Retype all the records with nothing changed.

Dataset rows for document pages:
*** Block opens ***
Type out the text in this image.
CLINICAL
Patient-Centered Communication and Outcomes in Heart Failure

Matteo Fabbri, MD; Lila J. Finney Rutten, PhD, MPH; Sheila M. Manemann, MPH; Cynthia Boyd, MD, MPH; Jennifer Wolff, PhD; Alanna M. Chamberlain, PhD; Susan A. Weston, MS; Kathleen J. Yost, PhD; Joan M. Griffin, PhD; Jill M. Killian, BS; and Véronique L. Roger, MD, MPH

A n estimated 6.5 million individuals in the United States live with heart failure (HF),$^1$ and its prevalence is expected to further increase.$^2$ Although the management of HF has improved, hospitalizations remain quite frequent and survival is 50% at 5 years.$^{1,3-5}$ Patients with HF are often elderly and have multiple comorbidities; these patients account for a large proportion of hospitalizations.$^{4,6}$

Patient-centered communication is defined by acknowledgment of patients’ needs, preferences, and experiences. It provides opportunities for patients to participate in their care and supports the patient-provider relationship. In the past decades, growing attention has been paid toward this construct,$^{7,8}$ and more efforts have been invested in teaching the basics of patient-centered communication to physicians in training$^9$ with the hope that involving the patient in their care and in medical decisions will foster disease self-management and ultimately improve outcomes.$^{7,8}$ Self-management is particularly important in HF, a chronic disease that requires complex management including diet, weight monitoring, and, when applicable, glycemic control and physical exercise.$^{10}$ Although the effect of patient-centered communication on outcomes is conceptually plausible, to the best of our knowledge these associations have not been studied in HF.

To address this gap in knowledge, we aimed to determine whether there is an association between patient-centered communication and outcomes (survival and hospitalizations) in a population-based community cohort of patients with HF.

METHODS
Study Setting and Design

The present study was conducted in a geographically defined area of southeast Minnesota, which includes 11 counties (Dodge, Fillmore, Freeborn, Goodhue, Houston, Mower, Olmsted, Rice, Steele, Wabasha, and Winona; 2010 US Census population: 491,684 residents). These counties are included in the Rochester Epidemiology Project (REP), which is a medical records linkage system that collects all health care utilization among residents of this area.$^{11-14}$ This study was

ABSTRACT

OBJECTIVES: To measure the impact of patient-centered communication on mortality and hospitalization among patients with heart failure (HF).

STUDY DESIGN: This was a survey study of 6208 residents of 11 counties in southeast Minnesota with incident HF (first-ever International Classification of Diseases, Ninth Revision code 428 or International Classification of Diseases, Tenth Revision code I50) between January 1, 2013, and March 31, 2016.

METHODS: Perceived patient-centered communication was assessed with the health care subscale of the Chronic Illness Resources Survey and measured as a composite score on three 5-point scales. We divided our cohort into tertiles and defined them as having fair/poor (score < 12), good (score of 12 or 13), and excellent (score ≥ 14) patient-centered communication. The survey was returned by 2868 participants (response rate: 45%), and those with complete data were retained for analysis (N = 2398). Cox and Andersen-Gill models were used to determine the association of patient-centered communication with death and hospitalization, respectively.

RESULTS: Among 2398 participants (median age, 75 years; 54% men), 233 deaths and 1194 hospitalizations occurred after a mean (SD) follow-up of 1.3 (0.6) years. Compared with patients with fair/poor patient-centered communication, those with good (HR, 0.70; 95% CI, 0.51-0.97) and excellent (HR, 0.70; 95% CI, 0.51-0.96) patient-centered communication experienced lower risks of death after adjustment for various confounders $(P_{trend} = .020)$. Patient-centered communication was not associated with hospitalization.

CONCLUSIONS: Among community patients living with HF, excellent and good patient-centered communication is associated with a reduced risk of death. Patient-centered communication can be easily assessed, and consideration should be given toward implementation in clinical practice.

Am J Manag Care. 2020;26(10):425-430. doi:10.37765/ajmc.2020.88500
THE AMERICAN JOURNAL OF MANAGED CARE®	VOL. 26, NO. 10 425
*** Block closes ***
COMPLETED EXERCISE –
Type out the text in this image.
CLINICAL
Patient-Centered Communication and Outcomes in Heart Failure

Matteo Fabbri, MD; Lila J. Finney Rutten, PhD, MPH; Sheila M. Manemann, MPH; Cynthia Boyd, MD, MPH; Jennifer Wolff, PhD; Alanna M. Chamberlain, PhD; Susan A. Weston, MS; Kathleen J. Yost, PhD; Joan M. Griffin, PhD; Jill M. Killian, BS; and Véronique L. Roger, MD, MPH

A n estimated 6.5 million individuals in the United States live with heart failure (HF),$^1$ and its prevalence is expected to further increase.$^2$ Although the management of HF has improved, hospitalizations remain quite frequent and survival is 50% at 5 years.$^{1,3-5}$ Patients with HF are often elderly and have multiple comorbidities; these patients account for a large proportion of hospitalizations.$^{4,6}$

Patient-centered communication is defined by acknowledgment of patients’ needs, preferences, and experiences. It provides opportunities for patients to participate in their care and supports the patient-provider relationship. In the past decades, growing attention has been paid toward this construct,$^{7,8}$ and more efforts have been invested in teaching the basics of patient-centered communication to physicians in training$^9$ with the hope that involving the patient in their care and in medical decisions will foster disease self-management and ultimately improve outcomes.$^{7,8}$ Self-management is particularly important in HF, a chronic disease that requires complex management including diet, weight monitoring, and, when applicable, glycemic control and physical exercise.$^{10}$ Although the effect of patient-centered communication on outcomes is conceptually plausible, to the best of our knowledge these associations have not been studied in HF.

To address this gap in knowledge, we aimed to determine whether there is an association between patient-centered communication and outcomes (survival and hospitalizations) in a population-based community cohort of patients with HF.

METHODS
Study Setting and Design

The present study was conducted in a geographically defined area of southeast Minnesota, which includes 11 counties (Dodge, Fillmore, Freeborn, Goodhue, Houston, Mower, Olmsted, Rice, Steele, Wabasha, and Winona; 2010 US Census population: 491,684 residents). These counties are included in the Rochester Epidemiology Project (REP), which is a medical records linkage system that collects all health care utilization among residents of this area.$^{11-14}$ This study was

ABSTRACT

OBJECTIVES: To measure the impact of patient-centered communication on mortality and hospitalization among patients with heart failure (HF).

STUDY DESIGN: This was a survey study of 6208 residents of 11 counties in southeast Minnesota with incident HF (first-ever International Classification of Diseases, Ninth Revision code 428 or International Classification of Diseases, Tenth Revision code I50) between January 1, 2013, and March 31, 2016.

METHODS: Perceived patient-centered communication was assessed with the health care subscale of the Chronic Illness Resources Survey and measured as a composite score on three 5-point scales. We divided our cohort into tertiles and defined them as having fair/poor (score < 12), good (score of 12 or 13), and excellent (score ≥ 14) patient-centered communication. The survey was returned by 2868 participants (response rate: 45%), and those with complete data were retained for analysis (N = 2398). Cox and Andersen-Gill models were used to determine the association of patient-centered communication with death and hospitalization, respectively.

RESULTS: Among 2398 participants (median age, 75 years; 54% men), 233 deaths and 1194 hospitalizations occurred after a mean (SD) follow-up of 1.3 (0.6) years. Compared with patients with fair/poor patient-centered communication, those with good (HR, 0.70; 95% CI, 0.51-0.97) and excellent (HR, 0.70; 95% CI, 0.51-0.96) patient-centered communication experienced lower risks of death after adjustment for various confounders $(P_{trend} = .020)$. Patient-centered communication was not associated with hospitalization.

CONCLUSIONS: Among community patients living with HF, excellent and good patient-centered communication is associated with a reduced risk of death. Patient-centered communication can be easily assessed, and consideration should be given toward implementation in clinical practice.

Am J Manag Care. 2020;26(10):425-430. doi:10.37765/ajmc.2020.88500
THE AMERICAN JOURNAL OF MANAGED CARE®	VOL. 26, NO. 10 425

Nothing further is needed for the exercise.